Exercise objective: Pull out every line from the listing that has the word "Extrude".

#### Supplied data ####

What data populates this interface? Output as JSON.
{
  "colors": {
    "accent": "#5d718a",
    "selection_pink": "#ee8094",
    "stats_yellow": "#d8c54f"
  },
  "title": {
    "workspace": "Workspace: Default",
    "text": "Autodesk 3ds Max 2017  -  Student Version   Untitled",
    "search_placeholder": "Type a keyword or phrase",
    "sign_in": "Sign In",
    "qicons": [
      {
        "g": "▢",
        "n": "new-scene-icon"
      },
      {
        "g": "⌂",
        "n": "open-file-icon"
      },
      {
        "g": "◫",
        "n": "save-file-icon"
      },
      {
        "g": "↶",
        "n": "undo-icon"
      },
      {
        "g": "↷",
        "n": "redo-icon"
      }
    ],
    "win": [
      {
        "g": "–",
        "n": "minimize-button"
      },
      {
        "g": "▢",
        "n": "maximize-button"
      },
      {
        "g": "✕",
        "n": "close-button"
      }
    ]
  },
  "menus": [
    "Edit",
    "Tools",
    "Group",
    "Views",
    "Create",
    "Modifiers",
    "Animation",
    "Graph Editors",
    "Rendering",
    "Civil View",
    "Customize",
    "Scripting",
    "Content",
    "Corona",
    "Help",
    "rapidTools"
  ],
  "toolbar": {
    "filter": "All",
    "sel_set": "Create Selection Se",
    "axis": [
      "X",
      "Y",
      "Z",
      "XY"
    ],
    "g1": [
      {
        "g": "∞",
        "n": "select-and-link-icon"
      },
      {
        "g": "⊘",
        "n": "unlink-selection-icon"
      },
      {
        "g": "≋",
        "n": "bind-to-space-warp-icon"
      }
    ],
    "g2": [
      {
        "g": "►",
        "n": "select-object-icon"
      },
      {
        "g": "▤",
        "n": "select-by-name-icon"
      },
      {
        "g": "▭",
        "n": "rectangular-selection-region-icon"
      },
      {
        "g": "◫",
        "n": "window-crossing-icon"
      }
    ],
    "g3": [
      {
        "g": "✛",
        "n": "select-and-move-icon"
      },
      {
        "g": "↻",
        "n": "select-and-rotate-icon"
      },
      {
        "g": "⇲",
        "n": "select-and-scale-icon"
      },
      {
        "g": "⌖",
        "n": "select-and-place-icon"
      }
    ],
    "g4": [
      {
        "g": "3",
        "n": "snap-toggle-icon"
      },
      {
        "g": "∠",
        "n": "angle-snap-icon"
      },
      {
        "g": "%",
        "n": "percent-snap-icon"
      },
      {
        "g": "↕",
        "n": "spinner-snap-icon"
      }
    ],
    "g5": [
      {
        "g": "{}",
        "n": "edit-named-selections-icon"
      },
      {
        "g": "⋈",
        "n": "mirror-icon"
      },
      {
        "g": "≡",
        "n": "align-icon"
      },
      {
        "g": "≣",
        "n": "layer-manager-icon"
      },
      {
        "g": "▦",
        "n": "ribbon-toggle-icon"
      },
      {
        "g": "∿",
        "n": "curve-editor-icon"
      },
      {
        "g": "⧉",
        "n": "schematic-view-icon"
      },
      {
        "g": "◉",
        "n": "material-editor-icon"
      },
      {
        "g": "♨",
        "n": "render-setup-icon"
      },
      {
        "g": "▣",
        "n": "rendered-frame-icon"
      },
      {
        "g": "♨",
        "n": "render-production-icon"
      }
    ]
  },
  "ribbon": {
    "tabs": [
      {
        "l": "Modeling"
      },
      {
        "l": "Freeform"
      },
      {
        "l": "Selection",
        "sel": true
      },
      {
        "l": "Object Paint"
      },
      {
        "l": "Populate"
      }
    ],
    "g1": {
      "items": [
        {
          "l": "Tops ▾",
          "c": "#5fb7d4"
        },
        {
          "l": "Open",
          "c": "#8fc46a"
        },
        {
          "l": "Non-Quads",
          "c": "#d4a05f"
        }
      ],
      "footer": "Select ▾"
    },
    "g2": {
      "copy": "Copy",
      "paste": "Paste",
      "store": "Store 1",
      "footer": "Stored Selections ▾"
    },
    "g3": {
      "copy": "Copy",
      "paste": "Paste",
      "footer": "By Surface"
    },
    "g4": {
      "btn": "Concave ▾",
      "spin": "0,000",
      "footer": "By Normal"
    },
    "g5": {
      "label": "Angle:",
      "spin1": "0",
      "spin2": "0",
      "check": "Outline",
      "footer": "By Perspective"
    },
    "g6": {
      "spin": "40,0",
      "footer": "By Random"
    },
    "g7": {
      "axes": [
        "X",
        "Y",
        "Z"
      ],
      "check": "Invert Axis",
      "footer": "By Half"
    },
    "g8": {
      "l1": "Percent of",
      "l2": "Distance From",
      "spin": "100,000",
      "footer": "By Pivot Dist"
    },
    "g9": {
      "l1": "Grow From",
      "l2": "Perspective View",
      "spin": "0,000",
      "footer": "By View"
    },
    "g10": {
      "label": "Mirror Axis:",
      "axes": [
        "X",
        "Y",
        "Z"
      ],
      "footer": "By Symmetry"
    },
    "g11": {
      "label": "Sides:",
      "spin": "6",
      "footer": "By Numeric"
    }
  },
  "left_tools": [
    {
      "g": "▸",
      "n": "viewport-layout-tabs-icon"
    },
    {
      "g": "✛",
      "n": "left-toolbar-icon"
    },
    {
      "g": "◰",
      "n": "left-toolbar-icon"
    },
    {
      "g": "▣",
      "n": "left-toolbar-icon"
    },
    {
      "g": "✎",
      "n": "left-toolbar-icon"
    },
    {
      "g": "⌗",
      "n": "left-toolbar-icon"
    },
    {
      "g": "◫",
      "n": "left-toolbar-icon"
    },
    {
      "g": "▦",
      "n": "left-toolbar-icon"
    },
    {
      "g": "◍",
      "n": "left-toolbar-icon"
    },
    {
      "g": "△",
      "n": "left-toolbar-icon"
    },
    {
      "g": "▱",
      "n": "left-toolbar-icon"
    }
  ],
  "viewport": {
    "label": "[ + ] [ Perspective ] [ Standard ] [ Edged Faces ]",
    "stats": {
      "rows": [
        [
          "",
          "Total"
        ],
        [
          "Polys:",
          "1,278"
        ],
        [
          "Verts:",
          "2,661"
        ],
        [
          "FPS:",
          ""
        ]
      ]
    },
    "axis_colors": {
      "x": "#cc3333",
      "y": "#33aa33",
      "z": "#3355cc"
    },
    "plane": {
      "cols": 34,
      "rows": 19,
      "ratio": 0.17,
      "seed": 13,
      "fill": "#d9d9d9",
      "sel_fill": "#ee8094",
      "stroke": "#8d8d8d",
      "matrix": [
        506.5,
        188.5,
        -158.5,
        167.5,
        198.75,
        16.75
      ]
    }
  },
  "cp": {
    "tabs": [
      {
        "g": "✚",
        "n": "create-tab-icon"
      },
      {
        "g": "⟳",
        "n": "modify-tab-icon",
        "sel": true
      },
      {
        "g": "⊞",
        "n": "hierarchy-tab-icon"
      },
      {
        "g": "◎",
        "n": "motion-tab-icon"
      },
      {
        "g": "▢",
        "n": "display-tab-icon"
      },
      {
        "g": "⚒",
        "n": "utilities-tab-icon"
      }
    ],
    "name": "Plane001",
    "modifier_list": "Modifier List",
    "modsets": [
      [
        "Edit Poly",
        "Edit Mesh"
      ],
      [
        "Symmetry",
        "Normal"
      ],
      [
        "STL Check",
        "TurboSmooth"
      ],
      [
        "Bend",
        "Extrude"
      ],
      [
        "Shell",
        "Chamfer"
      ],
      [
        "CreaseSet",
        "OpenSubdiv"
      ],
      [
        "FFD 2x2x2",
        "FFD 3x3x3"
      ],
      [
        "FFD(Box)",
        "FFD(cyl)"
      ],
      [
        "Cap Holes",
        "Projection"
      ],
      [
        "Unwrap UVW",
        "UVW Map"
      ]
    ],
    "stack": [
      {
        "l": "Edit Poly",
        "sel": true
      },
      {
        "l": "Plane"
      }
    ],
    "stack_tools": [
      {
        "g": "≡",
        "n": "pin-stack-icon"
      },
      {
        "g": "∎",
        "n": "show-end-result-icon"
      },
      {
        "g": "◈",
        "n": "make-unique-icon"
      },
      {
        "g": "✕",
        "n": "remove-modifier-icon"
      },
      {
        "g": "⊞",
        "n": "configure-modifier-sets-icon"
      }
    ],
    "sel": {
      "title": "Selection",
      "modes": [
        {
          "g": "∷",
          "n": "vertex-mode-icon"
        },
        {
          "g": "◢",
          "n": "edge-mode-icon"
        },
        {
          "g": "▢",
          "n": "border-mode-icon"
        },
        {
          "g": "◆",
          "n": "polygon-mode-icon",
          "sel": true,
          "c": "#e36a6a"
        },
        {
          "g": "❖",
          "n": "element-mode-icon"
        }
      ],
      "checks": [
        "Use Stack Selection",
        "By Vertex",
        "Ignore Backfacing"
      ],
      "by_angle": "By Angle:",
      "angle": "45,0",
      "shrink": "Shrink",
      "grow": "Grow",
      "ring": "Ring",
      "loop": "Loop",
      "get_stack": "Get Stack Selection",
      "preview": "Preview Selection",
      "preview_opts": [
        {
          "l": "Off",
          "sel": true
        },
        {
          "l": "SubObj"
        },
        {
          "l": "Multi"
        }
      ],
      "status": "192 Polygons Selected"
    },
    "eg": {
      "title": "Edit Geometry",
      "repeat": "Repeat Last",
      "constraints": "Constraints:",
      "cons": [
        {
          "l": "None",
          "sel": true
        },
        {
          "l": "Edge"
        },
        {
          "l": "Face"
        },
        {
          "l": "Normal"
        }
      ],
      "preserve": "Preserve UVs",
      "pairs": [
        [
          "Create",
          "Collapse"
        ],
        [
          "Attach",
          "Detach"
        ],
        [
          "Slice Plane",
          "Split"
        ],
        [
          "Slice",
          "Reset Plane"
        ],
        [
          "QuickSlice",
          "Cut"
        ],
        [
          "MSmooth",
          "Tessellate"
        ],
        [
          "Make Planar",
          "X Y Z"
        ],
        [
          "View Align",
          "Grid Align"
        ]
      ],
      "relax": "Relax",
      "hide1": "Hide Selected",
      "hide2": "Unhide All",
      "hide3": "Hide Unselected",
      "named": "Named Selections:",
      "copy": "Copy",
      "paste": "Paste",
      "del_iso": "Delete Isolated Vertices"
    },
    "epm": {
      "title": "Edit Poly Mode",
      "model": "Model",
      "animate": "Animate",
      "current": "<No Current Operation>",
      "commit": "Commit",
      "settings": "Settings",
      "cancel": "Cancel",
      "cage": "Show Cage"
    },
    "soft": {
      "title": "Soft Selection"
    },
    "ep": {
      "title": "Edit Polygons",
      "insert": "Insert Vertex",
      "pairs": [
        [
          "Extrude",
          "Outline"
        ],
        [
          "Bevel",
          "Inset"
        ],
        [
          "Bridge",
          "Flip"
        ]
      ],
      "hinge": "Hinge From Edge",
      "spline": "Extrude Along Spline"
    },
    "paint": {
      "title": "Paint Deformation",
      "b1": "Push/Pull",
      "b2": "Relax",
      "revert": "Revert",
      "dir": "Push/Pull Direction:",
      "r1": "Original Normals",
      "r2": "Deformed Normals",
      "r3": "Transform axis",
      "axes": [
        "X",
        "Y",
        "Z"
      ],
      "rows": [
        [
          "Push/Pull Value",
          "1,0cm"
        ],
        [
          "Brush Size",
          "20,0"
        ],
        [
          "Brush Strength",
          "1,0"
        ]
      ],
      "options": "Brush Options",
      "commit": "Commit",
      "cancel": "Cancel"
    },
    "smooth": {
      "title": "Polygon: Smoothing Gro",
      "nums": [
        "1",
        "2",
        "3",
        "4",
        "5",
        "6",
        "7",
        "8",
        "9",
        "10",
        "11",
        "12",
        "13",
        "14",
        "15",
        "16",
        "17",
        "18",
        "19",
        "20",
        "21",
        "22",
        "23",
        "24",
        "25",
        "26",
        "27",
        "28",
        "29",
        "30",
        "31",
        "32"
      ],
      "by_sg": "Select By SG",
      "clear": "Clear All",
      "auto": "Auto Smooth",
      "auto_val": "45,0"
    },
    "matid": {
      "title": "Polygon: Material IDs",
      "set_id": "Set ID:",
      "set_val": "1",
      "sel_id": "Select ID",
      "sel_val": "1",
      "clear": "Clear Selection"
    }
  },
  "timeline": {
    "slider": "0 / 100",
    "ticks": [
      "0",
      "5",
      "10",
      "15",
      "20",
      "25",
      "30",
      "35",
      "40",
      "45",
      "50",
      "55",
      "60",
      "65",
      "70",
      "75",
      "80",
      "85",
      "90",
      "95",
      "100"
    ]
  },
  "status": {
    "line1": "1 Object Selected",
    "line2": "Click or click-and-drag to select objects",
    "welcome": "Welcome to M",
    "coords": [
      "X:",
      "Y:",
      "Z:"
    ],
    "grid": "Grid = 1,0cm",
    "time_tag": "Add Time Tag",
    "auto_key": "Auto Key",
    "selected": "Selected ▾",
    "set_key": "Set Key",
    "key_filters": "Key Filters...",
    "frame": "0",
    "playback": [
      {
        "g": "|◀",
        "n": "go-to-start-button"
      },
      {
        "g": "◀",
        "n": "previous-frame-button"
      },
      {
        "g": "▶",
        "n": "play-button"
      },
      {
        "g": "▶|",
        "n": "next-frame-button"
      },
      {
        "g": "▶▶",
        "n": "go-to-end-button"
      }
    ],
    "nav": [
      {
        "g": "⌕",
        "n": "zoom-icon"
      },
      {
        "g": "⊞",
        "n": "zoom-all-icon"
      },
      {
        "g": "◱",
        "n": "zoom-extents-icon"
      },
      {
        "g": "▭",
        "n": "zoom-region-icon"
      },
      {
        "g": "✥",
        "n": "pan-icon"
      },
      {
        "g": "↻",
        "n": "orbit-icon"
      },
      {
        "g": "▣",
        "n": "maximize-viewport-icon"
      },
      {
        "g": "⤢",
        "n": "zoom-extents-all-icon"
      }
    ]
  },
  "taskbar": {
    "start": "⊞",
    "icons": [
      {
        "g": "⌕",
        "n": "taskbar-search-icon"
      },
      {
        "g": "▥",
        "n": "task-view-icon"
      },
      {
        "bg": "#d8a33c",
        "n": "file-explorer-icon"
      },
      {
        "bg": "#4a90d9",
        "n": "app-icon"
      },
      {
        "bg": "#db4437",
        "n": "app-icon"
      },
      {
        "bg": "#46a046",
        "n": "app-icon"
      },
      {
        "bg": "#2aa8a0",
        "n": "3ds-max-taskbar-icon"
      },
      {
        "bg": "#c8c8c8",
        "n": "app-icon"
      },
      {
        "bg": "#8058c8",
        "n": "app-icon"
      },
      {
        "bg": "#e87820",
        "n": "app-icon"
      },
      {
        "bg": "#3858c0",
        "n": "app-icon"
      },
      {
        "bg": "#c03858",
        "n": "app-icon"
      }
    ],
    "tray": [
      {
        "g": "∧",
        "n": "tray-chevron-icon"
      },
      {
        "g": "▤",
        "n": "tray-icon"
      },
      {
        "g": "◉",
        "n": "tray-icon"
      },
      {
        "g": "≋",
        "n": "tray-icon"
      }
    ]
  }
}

####

Response to this exercise:
        "Extrude"
          "Extrude",
      "spline": "Extrude Along Spline"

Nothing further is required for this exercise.